WHAT YOU ARE ASKED TO DO
Print the records below exactly as they appear.
___ RAW RECORDS
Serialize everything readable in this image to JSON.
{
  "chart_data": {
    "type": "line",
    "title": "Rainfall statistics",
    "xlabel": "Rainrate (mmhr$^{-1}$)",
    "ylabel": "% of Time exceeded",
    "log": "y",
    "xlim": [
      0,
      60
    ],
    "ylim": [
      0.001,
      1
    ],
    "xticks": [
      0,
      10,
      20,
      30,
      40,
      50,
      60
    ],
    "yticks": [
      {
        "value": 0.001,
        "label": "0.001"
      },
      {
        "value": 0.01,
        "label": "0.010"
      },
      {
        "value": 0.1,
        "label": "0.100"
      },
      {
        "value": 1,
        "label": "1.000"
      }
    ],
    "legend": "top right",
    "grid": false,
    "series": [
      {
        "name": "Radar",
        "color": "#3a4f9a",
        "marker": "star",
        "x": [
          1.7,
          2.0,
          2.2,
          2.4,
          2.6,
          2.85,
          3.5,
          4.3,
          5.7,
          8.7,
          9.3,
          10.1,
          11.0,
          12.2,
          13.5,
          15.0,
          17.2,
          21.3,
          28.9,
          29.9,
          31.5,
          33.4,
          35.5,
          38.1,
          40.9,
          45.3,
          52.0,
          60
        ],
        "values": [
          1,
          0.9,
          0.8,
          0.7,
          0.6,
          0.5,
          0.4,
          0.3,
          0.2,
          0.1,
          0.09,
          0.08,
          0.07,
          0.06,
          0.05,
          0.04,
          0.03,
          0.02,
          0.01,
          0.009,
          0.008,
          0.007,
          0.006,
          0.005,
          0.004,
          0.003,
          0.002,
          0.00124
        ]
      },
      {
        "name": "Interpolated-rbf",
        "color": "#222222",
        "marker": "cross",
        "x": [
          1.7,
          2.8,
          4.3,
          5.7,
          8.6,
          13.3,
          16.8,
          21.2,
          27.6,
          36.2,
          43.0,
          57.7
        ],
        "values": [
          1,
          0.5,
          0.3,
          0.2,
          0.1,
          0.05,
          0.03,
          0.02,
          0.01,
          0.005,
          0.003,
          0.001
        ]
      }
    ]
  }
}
______
RESULT OF THE EXERCISE
Serialize everything readable in this image to JSON.
{
  "chart_data": {
    "type": "line",
    "title": "Rainfall statistics",
    "xlabel": "Rainrate (mmhr$^{-1}$)",
    "ylabel": "% of Time exceeded",
    "log": "y",
    "xlim": [
      0,
      60
    ],
    "ylim": [
      0.001,
      1
    ],
    "xticks": [
      0,
      10,
      20,
      30,
      40,
      50,
      60
    ],
    "yticks": [
      {
        "value": 0.001,
        "label": "0.001"
      },
      {
        "value": 0.01,
        "label": "0.010"
      },
      {
        "value": 0.1,
        "label": "0.100"
      },
      {
        "value": 1,
        "label": "1.000"
      }
    ],
    "legend": "top right",
    "grid": false,
    "series": [
      {
        "name": "Radar",
        "color": "#3a4f9a",
        "marker": "star",
        "x": [
          1.7,
          2.0,
          2.2,
          2.4,
          2.6,
          2.85,
          3.5,
          4.3,
          5.7,
          8.7,
          9.3,
          10.1,
          11.0,
          12.2,
          13.5,
          15.0,
          17.2,
          21.3,
          28.9,
          29.9,
          31.5,
          33.4,
          35.5,
          38.1,
          40.9,
          45.3,
          52.0,
          60
        ],
        "values": [
          1,
          0.9,
          0.8,
          0.7,
          0.6,
          0.5,
          0.4,
          0.3,
          0.2,
          0.1,
          0.09,
          0.08,
          0.07,
          0.06,
          0.05,
          0.04,
          0.03,
          0.02,
          0.01,
          0.009,
          0.008,
          0.007,
          0.006,
          0.005,
          0.004,
          0.003,
          0.002,
          0.00124
        ]
      },
      {
        "name": "Interpolated-rbf",
        "color": "#222222",
        "marker": "cross",
        "x": [
          1.7,
          2.8,
          4.3,
          5.7,
          8.6,
          13.3,
          16.8,
          21.2,
          27.6,
          36.2,
          43.0,
          57.7
        ],
        "values": [
          1,
          0.5,
          0.3,
          0.2,
          0.1,
          0.05,
          0.03,
          0.02,
          0.01,
          0.005,
          0.003,
          0.001
        ]
      }
    ]
  }
}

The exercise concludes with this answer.